**What to produce:**
In the entries below, find the lines with the word "hors" and copy them.

**Data provided:**
#####

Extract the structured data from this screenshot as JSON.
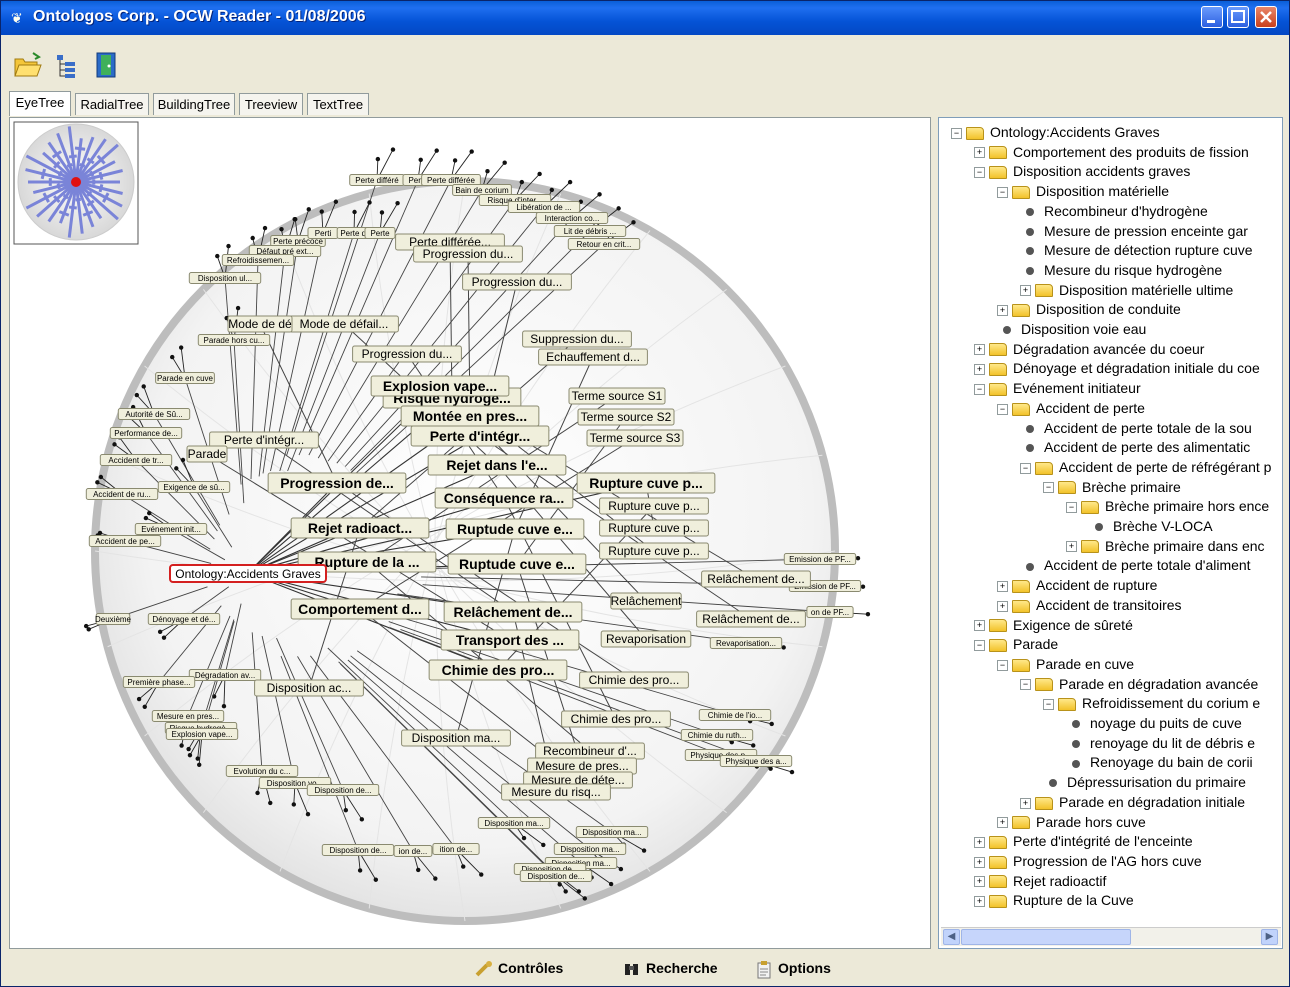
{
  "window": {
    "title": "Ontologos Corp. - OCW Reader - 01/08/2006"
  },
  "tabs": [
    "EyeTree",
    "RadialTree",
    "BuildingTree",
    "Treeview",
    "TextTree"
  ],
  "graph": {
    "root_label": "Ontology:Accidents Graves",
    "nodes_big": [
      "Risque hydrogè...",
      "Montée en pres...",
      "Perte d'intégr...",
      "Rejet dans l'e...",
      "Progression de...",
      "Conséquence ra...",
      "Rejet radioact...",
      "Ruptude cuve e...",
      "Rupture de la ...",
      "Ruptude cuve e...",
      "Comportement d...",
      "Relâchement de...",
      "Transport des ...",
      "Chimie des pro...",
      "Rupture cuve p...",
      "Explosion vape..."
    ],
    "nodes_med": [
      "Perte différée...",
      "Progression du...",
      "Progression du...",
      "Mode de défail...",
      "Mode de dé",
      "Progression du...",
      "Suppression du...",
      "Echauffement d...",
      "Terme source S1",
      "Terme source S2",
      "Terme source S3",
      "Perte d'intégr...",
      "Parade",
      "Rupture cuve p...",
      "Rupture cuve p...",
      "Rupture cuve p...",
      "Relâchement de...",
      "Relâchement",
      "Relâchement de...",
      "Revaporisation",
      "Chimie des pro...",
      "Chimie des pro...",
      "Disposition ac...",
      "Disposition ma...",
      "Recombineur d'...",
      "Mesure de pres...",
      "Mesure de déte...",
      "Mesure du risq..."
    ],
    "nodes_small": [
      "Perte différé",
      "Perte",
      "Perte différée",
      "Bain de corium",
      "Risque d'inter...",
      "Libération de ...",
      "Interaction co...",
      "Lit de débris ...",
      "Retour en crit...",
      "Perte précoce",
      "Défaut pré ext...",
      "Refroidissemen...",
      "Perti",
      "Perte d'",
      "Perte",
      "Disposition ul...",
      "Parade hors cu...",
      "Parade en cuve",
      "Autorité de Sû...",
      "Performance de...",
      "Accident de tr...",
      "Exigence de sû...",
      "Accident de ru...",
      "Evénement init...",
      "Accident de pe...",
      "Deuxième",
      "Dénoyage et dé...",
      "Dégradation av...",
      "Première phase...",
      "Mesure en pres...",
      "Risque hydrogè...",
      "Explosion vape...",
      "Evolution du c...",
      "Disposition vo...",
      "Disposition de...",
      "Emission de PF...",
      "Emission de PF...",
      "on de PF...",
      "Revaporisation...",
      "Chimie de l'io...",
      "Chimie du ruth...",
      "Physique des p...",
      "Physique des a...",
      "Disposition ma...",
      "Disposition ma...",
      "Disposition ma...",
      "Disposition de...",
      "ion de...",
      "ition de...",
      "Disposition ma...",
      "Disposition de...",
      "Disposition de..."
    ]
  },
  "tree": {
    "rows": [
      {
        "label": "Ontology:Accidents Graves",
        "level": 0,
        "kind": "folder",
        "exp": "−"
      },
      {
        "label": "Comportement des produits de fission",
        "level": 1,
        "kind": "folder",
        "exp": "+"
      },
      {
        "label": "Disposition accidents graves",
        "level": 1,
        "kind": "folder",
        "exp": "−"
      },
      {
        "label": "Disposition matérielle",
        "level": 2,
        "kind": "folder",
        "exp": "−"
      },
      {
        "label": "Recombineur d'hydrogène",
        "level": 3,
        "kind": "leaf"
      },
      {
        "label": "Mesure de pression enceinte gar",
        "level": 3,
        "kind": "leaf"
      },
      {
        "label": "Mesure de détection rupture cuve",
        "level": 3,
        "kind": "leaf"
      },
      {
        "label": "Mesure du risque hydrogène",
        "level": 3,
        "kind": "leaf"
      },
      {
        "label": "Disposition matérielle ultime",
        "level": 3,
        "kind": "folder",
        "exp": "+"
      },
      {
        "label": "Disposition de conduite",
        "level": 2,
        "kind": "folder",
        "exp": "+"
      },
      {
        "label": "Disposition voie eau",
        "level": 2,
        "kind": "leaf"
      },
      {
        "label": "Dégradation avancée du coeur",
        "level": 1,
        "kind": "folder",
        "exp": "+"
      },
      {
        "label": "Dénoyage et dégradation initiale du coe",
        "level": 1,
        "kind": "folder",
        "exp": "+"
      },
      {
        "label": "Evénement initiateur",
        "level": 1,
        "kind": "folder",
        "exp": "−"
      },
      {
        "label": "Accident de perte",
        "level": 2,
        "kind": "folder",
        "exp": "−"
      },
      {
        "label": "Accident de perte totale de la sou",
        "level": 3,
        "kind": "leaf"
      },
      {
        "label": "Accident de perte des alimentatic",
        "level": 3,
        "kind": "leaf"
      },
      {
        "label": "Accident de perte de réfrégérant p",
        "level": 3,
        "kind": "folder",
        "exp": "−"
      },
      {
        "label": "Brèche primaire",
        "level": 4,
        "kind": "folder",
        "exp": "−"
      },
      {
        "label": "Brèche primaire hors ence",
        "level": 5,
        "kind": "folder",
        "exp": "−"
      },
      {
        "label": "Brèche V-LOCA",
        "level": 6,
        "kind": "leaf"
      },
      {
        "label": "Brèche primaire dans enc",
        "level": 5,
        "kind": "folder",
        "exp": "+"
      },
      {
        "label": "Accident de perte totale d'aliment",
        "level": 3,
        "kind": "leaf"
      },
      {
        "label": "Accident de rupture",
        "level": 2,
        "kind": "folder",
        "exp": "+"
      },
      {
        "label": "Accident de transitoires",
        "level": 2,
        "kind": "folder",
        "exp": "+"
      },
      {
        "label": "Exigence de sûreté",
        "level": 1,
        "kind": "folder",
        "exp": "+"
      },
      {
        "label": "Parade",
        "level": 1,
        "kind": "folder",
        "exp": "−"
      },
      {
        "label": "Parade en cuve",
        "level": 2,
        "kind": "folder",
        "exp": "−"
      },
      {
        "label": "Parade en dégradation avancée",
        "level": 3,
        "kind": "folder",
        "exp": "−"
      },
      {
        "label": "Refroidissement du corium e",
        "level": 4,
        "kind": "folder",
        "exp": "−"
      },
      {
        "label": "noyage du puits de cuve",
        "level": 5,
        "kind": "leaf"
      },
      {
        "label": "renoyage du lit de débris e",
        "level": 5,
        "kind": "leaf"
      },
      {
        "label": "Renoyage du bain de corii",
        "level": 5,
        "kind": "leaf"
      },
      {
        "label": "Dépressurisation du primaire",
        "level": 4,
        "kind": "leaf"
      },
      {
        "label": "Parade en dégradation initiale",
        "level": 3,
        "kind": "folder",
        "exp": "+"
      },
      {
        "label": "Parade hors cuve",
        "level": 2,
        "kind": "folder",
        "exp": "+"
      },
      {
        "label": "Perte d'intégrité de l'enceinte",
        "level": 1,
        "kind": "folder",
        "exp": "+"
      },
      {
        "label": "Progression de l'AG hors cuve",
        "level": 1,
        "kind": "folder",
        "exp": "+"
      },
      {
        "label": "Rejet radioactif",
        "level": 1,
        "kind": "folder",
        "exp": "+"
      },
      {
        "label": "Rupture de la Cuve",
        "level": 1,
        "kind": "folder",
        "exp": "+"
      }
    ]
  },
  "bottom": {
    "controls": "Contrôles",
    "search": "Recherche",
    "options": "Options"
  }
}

#####

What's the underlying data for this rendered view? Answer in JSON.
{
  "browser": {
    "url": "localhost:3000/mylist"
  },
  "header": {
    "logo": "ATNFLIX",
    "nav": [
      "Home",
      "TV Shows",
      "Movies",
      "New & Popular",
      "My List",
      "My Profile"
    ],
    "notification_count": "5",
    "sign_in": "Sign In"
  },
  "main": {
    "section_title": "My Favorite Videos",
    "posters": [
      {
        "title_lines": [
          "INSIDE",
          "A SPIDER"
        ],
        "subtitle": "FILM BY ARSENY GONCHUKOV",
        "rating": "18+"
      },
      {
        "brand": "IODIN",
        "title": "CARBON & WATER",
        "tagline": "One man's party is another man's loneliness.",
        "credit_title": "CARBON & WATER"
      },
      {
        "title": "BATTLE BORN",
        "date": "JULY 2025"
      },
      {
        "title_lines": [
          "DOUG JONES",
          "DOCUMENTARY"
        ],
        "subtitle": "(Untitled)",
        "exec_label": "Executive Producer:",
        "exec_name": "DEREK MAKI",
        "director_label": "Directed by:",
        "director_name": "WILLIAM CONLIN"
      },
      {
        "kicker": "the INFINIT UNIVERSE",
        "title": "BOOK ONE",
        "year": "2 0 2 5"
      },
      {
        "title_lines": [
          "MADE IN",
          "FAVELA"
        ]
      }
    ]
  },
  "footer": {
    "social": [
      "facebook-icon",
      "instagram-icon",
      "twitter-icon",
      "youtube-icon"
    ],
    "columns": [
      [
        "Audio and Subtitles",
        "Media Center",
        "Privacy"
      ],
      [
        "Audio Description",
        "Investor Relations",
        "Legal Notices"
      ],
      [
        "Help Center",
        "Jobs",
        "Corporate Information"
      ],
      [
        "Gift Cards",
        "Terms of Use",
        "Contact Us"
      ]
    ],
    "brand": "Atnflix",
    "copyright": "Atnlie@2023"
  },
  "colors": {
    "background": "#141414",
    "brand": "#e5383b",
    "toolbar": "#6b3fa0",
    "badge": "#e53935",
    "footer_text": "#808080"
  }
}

#####

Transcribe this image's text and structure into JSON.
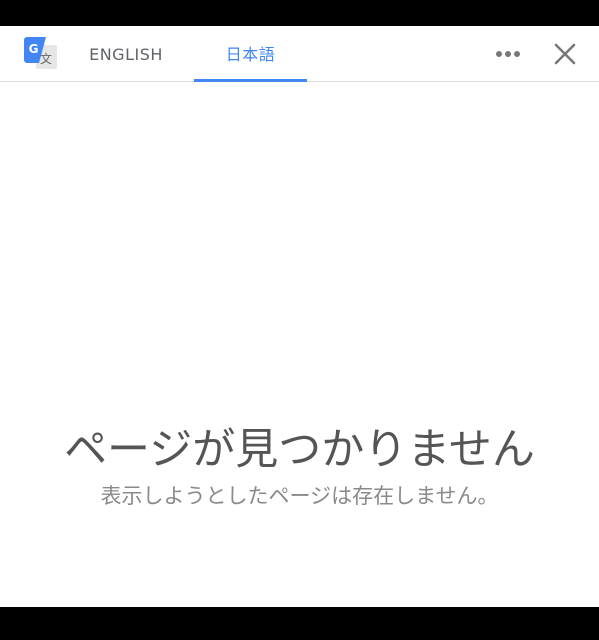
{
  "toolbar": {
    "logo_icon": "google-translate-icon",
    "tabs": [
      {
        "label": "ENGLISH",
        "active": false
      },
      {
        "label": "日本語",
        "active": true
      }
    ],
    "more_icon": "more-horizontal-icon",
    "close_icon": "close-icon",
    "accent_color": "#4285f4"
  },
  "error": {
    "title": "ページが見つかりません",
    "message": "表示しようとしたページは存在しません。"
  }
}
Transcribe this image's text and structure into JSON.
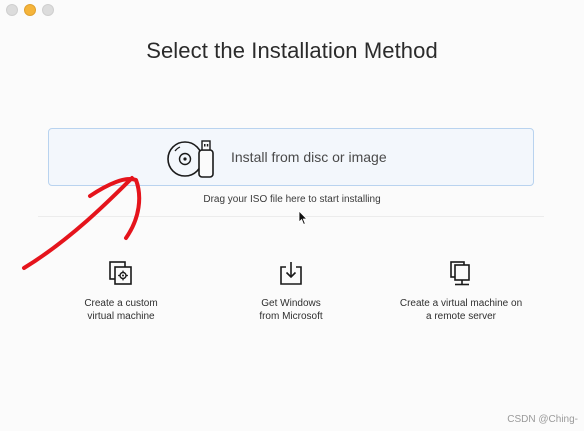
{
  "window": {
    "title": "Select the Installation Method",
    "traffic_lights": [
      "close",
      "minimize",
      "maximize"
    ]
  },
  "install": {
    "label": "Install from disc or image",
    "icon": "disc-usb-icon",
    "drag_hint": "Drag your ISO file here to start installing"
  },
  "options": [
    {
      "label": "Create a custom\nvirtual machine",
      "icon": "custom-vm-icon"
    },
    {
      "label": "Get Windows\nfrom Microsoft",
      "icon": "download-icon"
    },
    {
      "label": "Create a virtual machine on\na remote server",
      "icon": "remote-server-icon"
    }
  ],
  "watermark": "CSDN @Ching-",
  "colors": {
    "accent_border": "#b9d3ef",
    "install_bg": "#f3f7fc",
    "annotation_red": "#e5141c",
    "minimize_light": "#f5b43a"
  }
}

#####

**Exercise response:**
      "Parade hors cu...",
        "label": "Brèche primaire hors ence",
        "label": "Parade hors cuve",
        "label": "Progression de l'AG hors cuve",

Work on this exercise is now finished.